Saved entries:
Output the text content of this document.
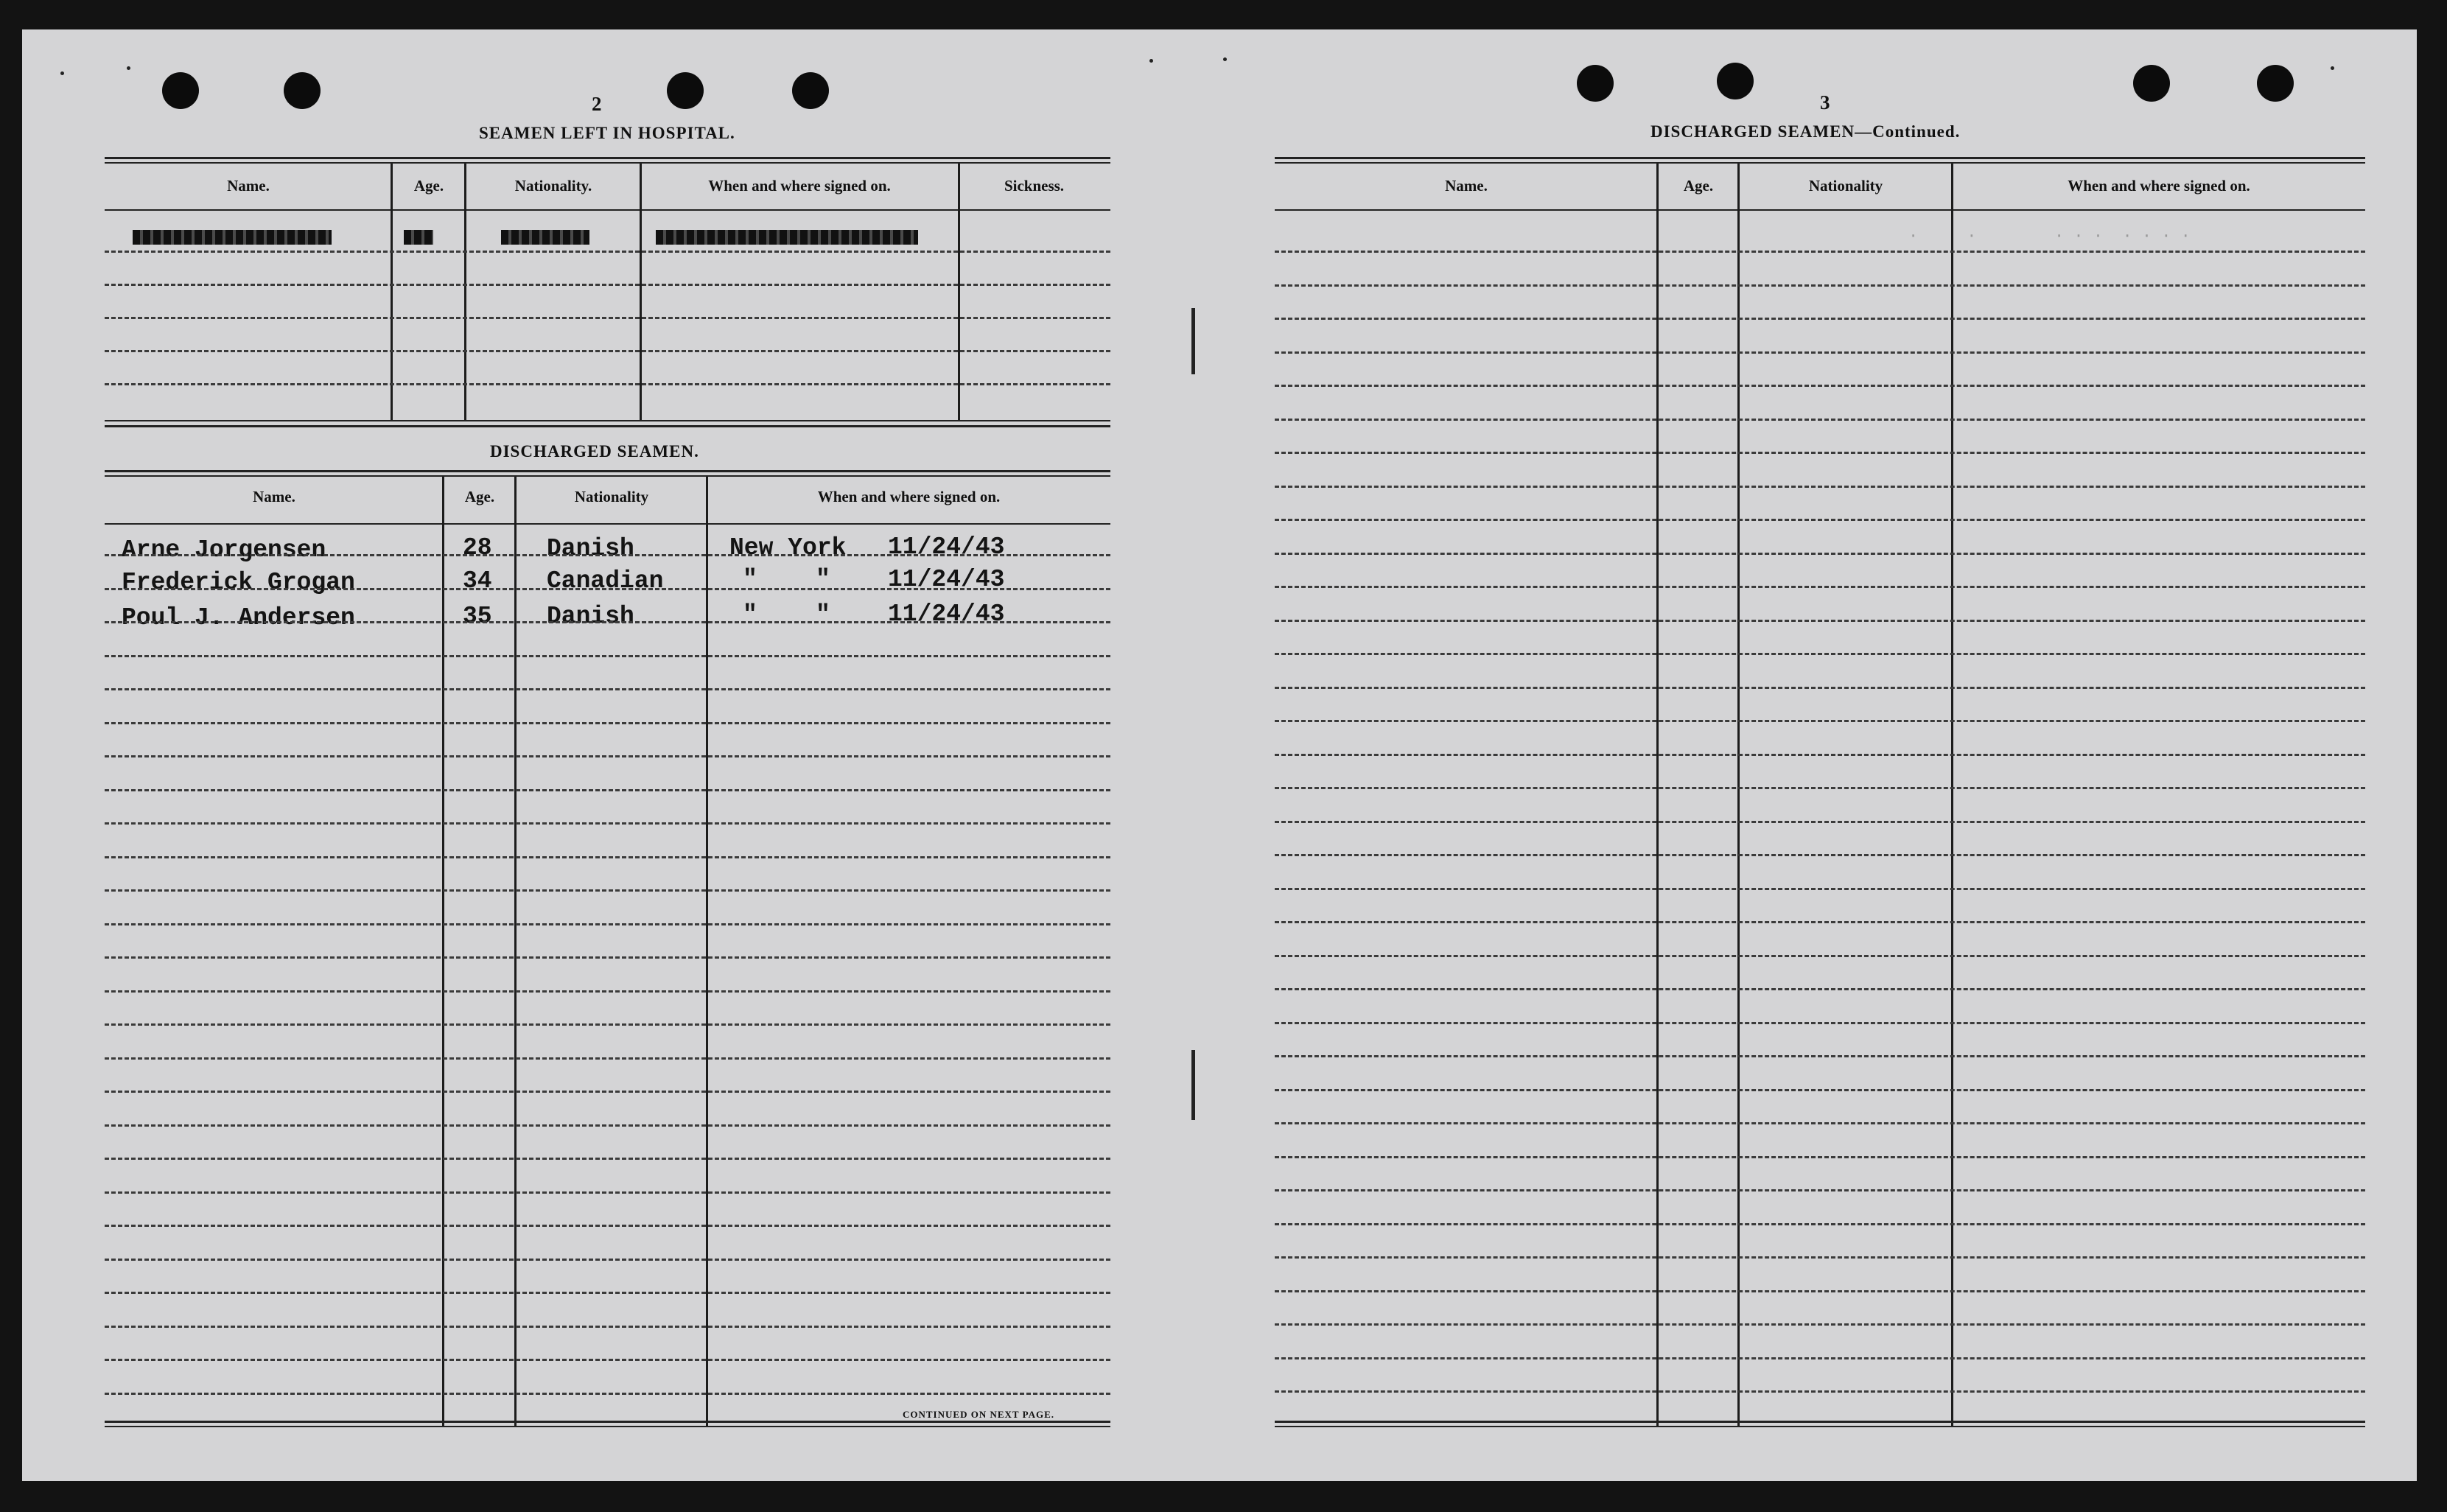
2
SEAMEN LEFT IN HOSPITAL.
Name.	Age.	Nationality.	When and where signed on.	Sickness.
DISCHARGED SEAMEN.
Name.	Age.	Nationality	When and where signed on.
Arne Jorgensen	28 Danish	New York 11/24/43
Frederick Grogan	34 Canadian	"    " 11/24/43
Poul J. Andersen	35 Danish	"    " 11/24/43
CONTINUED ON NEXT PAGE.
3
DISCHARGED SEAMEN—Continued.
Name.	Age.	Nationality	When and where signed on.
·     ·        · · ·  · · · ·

● Exercise goal
Copy every line of the data exactly as written, excluding the pictures.

● Answer to this exercise
Output the text content of this document.
2
SEAMEN LEFT IN HOSPITAL.
Name.	Age.	Nationality.	When and where signed on.	Sickness.
DISCHARGED SEAMEN.
Name.	Age.	Nationality	When and where signed on.
Arne Jorgensen	28 Danish	New York 11/24/43
Frederick Grogan	34 Canadian	"    " 11/24/43
Poul J. Andersen	35 Danish	"    " 11/24/43
CONTINUED ON NEXT PAGE.
3
DISCHARGED SEAMEN—Continued.
Name.	Age.	Nationality	When and where signed on.
·     ·        · · ·  · · · ·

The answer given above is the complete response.